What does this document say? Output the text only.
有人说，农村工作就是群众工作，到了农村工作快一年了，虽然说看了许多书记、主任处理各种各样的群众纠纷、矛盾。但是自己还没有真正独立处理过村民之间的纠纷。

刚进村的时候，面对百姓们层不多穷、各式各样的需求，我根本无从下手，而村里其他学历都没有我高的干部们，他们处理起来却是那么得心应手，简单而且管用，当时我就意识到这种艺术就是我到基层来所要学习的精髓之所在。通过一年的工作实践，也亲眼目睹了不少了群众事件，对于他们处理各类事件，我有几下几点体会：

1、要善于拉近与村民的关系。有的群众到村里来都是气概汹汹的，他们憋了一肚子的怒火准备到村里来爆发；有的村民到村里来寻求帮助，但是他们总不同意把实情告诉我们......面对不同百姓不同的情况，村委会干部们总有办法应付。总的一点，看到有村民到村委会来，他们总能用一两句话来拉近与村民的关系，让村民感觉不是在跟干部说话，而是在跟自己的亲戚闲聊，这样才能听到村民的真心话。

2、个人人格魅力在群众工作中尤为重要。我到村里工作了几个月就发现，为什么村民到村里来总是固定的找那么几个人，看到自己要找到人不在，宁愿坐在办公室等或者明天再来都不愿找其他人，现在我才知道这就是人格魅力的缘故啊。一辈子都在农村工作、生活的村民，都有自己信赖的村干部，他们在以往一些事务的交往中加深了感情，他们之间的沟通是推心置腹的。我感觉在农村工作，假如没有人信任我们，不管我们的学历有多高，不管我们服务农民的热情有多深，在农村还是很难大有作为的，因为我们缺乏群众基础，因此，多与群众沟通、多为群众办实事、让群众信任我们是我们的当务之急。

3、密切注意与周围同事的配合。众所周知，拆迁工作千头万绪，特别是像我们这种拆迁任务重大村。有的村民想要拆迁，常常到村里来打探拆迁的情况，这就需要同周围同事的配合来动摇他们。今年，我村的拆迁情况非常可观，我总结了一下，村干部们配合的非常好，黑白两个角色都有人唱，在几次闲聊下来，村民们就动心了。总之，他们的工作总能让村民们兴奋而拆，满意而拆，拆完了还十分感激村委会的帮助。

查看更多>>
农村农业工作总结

------------------------

EXERCISE:
From the records above, extract each line exactly as shown.

EXERCISE OUTPUT:
What does this document say? Output the text only.
有人说，农村工作就是群众工作，到了农村工作快一年了，虽然说看了许多书记、主任处理各种各样的群众纠纷、矛盾。但是自己还没有真正独立处理过村民之间的纠纷。

刚进村的时候，面对百姓们层不多穷、各式各样的需求，我根本无从下手，而村里其他学历都没有我高的干部们，他们处理起来却是那么得心应手，简单而且管用，当时我就意识到这种艺术就是我到基层来所要学习的精髓之所在。通过一年的工作实践，也亲眼目睹了不少了群众事件，对于他们处理各类事件，我有几下几点体会：

1、要善于拉近与村民的关系。有的群众到村里来都是气概汹汹的，他们憋了一肚子的怒火准备到村里来爆发；有的村民到村里来寻求帮助，但是他们总不同意把实情告诉我们......面对不同百姓不同的情况，村委会干部们总有办法应付。总的一点，看到有村民到村委会来，他们总能用一两句话来拉近与村民的关系，让村民感觉不是在跟干部说话，而是在跟自己的亲戚闲聊，这样才能听到村民的真心话。

2、个人人格魅力在群众工作中尤为重要。我到村里工作了几个月就发现，为什么村民到村里来总是固定的找那么几个人，看到自己要找到人不在，宁愿坐在办公室等或者明天再来都不愿找其他人，现在我才知道这就是人格魅力的缘故啊。一辈子都在农村工作、生活的村民，都有自己信赖的村干部，他们在以往一些事务的交往中加深了感情，他们之间的沟通是推心置腹的。我感觉在农村工作，假如没有人信任我们，不管我们的学历有多高，不管我们服务农民的热情有多深，在农村还是很难大有作为的，因为我们缺乏群众基础，因此，多与群众沟通、多为群众办实事、让群众信任我们是我们的当务之急。

3、密切注意与周围同事的配合。众所周知，拆迁工作千头万绪，特别是像我们这种拆迁任务重大村。有的村民想要拆迁，常常到村里来打探拆迁的情况，这就需要同周围同事的配合来动摇他们。今年，我村的拆迁情况非常可观，我总结了一下，村干部们配合的非常好，黑白两个角色都有人唱，在几次闲聊下来，村民们就动心了。总之，他们的工作总能让村民们兴奋而拆，满意而拆，拆完了还十分感激村委会的帮助。

查看更多>>
农村农业工作总结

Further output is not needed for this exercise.